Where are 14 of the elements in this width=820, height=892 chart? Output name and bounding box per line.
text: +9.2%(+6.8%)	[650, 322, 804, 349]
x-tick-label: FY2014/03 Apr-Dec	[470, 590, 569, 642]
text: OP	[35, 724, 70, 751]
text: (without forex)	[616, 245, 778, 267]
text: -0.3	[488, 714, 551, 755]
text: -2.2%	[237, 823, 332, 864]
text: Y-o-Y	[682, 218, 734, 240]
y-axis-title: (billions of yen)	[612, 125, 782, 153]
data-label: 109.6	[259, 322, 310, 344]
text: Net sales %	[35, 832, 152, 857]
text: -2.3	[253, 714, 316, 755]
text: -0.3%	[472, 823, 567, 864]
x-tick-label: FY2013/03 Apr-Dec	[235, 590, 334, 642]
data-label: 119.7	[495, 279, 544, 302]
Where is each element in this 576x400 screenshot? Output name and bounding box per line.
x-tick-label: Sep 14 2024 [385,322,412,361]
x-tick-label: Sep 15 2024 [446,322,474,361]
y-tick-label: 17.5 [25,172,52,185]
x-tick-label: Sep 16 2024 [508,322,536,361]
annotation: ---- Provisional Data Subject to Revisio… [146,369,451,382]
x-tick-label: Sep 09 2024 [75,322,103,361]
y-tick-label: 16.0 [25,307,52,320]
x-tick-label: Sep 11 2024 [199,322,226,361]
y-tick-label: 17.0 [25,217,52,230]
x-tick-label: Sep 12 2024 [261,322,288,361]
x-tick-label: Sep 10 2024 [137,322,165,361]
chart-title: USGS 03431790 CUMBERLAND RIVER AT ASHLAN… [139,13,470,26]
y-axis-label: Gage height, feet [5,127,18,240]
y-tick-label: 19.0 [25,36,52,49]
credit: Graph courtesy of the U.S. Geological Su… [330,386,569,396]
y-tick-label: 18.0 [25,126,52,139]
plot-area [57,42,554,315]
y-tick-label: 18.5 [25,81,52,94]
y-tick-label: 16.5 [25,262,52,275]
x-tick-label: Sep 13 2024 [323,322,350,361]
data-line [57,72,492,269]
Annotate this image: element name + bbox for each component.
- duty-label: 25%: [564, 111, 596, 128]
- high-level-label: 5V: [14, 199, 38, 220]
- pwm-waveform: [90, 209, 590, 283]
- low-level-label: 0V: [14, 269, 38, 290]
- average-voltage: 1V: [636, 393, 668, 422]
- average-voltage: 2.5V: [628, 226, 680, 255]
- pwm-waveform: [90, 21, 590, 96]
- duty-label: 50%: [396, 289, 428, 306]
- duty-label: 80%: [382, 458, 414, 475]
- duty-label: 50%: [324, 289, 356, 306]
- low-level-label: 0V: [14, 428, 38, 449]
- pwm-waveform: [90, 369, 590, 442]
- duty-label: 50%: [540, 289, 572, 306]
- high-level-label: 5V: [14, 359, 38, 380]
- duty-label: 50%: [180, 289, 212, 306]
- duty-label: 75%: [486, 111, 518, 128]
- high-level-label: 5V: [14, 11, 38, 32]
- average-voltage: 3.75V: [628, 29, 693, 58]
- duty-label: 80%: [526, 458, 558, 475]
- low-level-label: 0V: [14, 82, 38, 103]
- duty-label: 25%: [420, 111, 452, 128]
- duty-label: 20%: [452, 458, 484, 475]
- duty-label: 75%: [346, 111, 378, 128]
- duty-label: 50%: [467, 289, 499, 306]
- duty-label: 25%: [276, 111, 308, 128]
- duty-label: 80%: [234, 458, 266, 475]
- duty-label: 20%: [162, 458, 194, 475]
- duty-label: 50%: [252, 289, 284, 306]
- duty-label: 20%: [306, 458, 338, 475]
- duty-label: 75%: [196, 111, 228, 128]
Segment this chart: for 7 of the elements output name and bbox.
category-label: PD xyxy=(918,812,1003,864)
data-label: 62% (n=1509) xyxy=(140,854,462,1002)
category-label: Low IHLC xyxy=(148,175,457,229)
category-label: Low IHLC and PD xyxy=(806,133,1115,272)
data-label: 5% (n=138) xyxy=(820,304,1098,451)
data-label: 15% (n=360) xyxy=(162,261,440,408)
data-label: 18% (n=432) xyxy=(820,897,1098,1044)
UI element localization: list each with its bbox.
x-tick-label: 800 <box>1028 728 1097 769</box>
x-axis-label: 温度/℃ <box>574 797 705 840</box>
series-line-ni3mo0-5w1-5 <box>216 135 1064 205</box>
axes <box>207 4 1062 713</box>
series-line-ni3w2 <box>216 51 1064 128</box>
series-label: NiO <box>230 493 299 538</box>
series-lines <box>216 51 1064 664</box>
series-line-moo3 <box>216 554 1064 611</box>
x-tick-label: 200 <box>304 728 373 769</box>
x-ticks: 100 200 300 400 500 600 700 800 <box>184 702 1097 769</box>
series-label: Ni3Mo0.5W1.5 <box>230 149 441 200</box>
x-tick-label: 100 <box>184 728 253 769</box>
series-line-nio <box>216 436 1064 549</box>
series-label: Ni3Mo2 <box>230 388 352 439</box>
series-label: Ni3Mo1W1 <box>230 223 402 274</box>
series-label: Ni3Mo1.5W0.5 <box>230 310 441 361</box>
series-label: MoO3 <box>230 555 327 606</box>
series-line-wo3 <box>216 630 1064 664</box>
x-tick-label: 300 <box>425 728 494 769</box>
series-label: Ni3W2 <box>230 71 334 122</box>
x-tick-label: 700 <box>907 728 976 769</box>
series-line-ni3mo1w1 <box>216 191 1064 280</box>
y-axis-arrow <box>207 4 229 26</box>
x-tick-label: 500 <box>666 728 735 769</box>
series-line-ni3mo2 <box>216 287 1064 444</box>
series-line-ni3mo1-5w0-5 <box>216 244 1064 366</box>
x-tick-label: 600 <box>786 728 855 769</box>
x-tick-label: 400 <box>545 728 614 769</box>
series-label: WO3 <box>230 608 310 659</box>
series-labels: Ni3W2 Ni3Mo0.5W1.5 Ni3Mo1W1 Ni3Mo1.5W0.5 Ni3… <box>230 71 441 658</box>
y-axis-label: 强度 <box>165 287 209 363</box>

* EXERCISE *
Rewrite the listing starting at its first line and ending at the line containing "714, 551, 755]", changing "forex" to "exchange rates" and leaving everything else as it is.

* SOLUTION TO THE EXERCISE *
Where are 14 of the elements in this width=820, height=892 chart? Output name and bounding box per line.
text: +9.2%(+6.8%)	[650, 322, 804, 349]
x-tick-label: FY2014/03 Apr-Dec	[470, 590, 569, 642]
text: OP	[35, 724, 70, 751]
text: (without exchange rates)	[616, 245, 778, 267]
text: -0.3	[488, 714, 551, 755]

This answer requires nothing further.